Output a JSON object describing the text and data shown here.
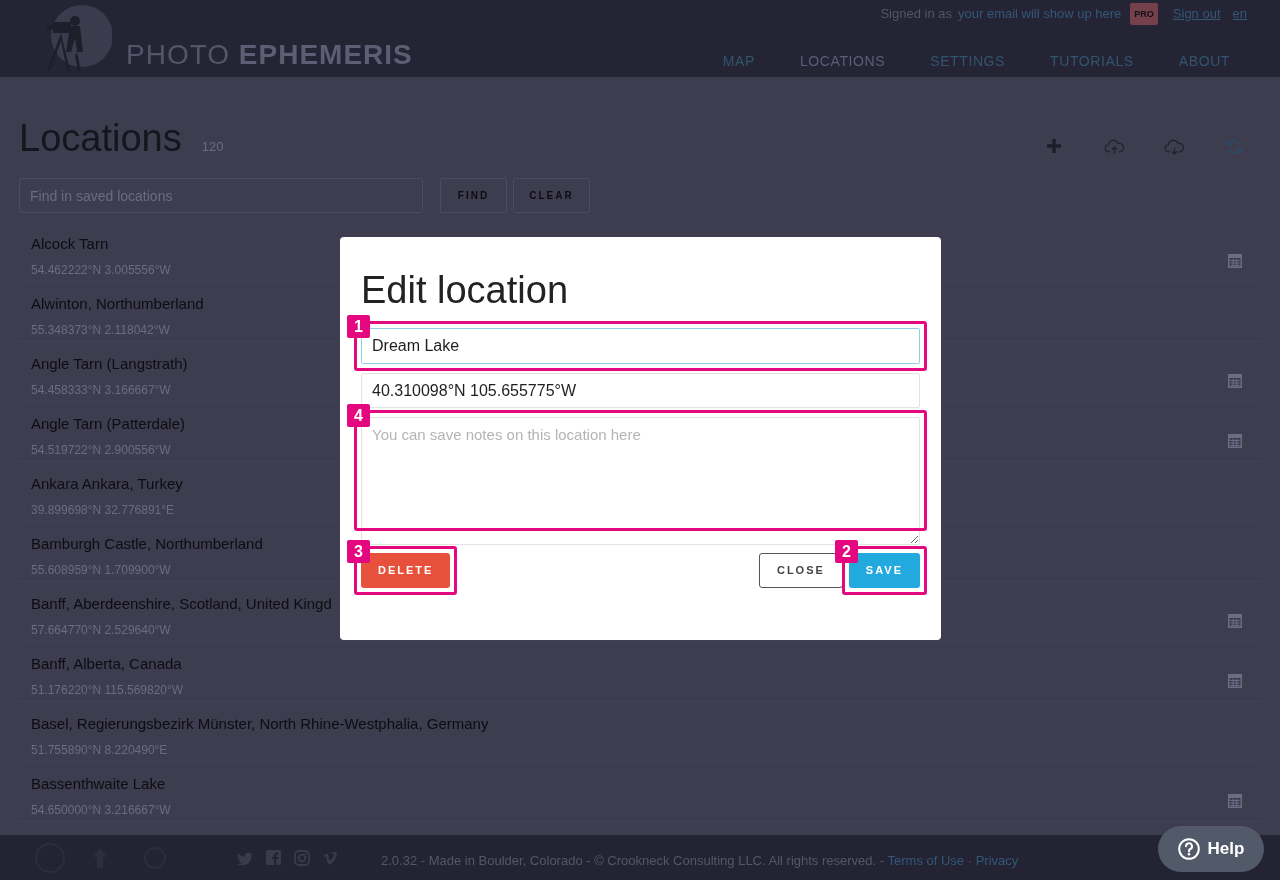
{
  "header": {
    "logo_text": "PHOTO **EPHEMERIS**",
    "account": {
      "prefix": "Signed in as",
      "email": "your email will show up here",
      "badge": "PRO",
      "sign_out": "Sign out",
      "language": "en"
    },
    "nav": [
      {
        "label": "MAP",
        "selected": false
      },
      {
        "label": "LOCATIONS",
        "selected": true
      },
      {
        "label": "SETTINGS",
        "selected": false
      },
      {
        "label": "TUTORIALS",
        "selected": false
      },
      {
        "label": "ABOUT",
        "selected": false
      }
    ]
  },
  "page": {
    "title": "Locations",
    "count": "120",
    "search": {
      "placeholder": "Find in saved locations"
    },
    "buttons": [
      "FIND",
      "CLEAR"
    ]
  },
  "locations": [
    {
      "name": "Alcock Tarn",
      "coordinates": "54.462222°N 3.005556°W",
      "calendar_icon": true
    },
    {
      "name": "Alwinton, Northumberland",
      "coordinates": "55.348373°N 2.118042°W",
      "calendar_icon": false
    },
    {
      "name": "Angle Tarn (Langstrath)",
      "coordinates": "54.458333°N 3.166667°W",
      "calendar_icon": true
    },
    {
      "name": "Angle Tarn (Patterdale)",
      "coordinates": "54.519722°N 2.900556°W",
      "calendar_icon": true
    },
    {
      "name": "Ankara Ankara, Turkey",
      "coordinates": "39.899698°N 32.776891°E",
      "calendar_icon": false
    },
    {
      "name": "Bamburgh Castle, Northumberland",
      "coordinates": "55.608959°N 1.709900°W",
      "calendar_icon": false
    },
    {
      "name": "Banff, Aberdeenshire, Scotland, United Kingd",
      "coordinates": "57.664770°N 2.529640°W",
      "calendar_icon": true
    },
    {
      "name": "Banff, Alberta, Canada",
      "coordinates": "51.176220°N 115.569820°W",
      "calendar_icon": true
    },
    {
      "name": "Basel, Regierungsbezirk Münster, North Rhine-Westphalia, Germany",
      "coordinates": "51.755890°N 8.220490°E",
      "calendar_icon": false
    },
    {
      "name": "Bassenthwaite Lake",
      "coordinates": "54.650000°N 3.216667°W",
      "calendar_icon": true
    }
  ],
  "modal": {
    "title": "Edit location",
    "fields": [
      {
        "kind": "input",
        "value": "Dream Lake",
        "focused": true,
        "callout": "1"
      },
      {
        "kind": "input",
        "value": "40.310098°N 105.655775°W",
        "focused": false
      },
      {
        "kind": "textarea",
        "placeholder": "You can save notes on this location here",
        "focused": false,
        "callout": "4"
      }
    ],
    "buttons": [
      {
        "label": "DELETE",
        "kind": "danger",
        "callout": "3"
      },
      {
        "label": "CLOSE",
        "kind": "outline"
      },
      {
        "label": "SAVE",
        "kind": "primary",
        "callout": "2"
      }
    ]
  },
  "footer": {
    "parts": [
      {
        "kind": "text",
        "text": "2.0.32 - Made in Boulder, Colorado - © Crookneck Consulting LLC. All rights reserved. -"
      },
      {
        "kind": "link",
        "text": "Terms of Use"
      },
      {
        "kind": "text",
        "text": "·"
      },
      {
        "kind": "link",
        "text": "Privacy"
      }
    ]
  },
  "help_button": {
    "label": "Help"
  }
}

▸ **Requirement**
Say, as a number only, how many lines of the data contain "kind".

▸ **Written solution**
10